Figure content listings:

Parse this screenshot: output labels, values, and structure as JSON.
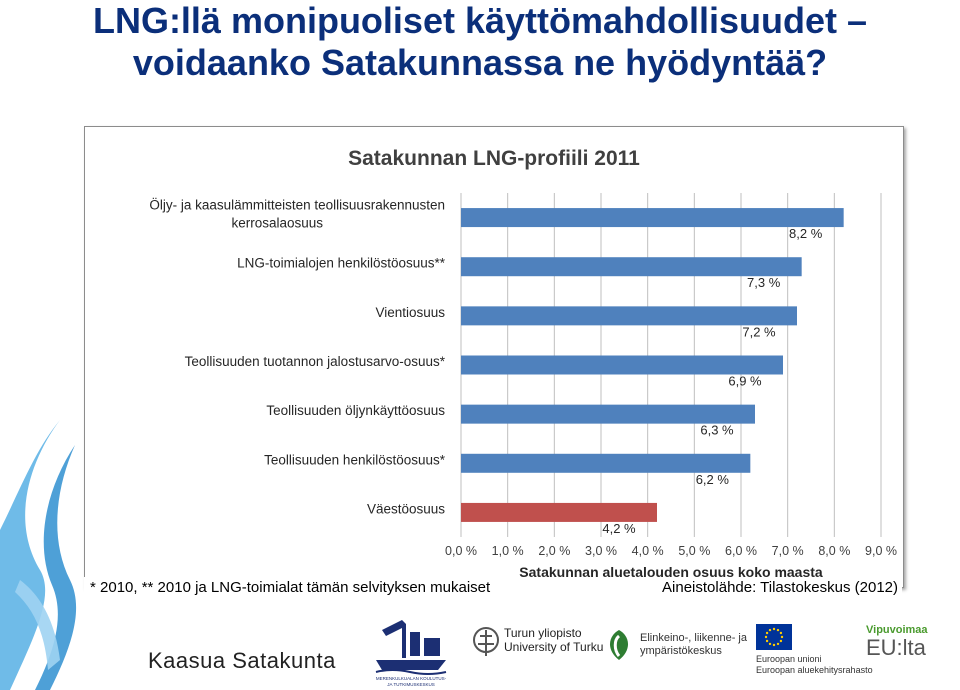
{
  "slide": {
    "title_line1": "LNG:llä monipuoliset käyttömahdollisuudet –",
    "title_line2": "voidaanko Satakunnassa ne hyödyntää?",
    "footnote": "* 2010, ** 2010 ja LNG-toimialat tämän selvityksen mukaiset",
    "source": "Aineistolähde: Tilastokeskus (2012)"
  },
  "chart_data": {
    "type": "bar",
    "orientation": "horizontal",
    "title": "Satakunnan LNG-profiili 2011",
    "xlabel": "Satakunnan aluetalouden osuus koko maasta",
    "categories": [
      [
        "Öljy- ja kaasulämmitteisten teollisuusrakennusten",
        "kerrosalaosuus"
      ],
      [
        "LNG-toimialojen henkilöstöosuus**"
      ],
      [
        "Vientiosuus"
      ],
      [
        "Teollisuuden tuotannon jalostusarvo-osuus*"
      ],
      [
        "Teollisuuden öljynkäyttöosuus"
      ],
      [
        "Teollisuuden henkilöstöosuus*"
      ],
      [
        "Väestöosuus"
      ]
    ],
    "values": [
      8.2,
      7.3,
      7.2,
      6.9,
      6.3,
      6.2,
      4.2
    ],
    "value_labels": [
      "8,2 %",
      "7,3 %",
      "7,2 %",
      "6,9 %",
      "6,3 %",
      "6,2 %",
      "4,2 %"
    ],
    "bar_colors": [
      "#4f81bd",
      "#4f81bd",
      "#4f81bd",
      "#4f81bd",
      "#4f81bd",
      "#4f81bd",
      "#c0504d"
    ],
    "xlim": [
      0,
      9
    ],
    "xticks": [
      0,
      1,
      2,
      3,
      4,
      5,
      6,
      7,
      8,
      9
    ],
    "xtick_labels": [
      "0,0 %",
      "1,0 %",
      "2,0 %",
      "3,0 %",
      "4,0 %",
      "5,0 %",
      "6,0 %",
      "7,0 %",
      "8,0 %",
      "9,0 %"
    ],
    "grid": "vertical",
    "legend": "none"
  },
  "logos": {
    "kaasua": "Kaasua Satakunta",
    "utu": [
      "Turun yliopisto",
      "University of Turku"
    ],
    "ely": [
      "Elinkeino-, liikenne- ja",
      "ympäristökeskus"
    ],
    "eu": [
      "Euroopan unioni",
      "Euroopan aluekehitysrahasto"
    ],
    "vipu": [
      "Vipuvoimaa",
      "EU:lta"
    ],
    "mkt": [
      "MERENKULKUALAN KOULUTUS-",
      "JA TUTKIMUSKESKUS"
    ]
  },
  "colors": {
    "title": "#0b2f7a",
    "bar_blue": "#4f81bd",
    "bar_red": "#c0504d",
    "grid": "#bfbfbf"
  }
}
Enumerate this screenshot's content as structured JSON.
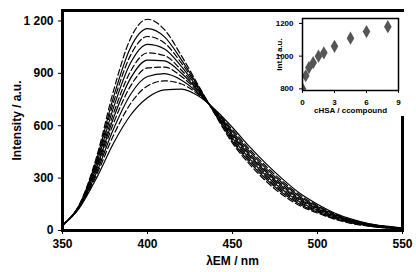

WRITTEN TASK: Make a tally of the lines in this data that include the string "henkilöstöosuus", and answer with that tally alone.

SOLUTION FOR THIS EXERCISE: 2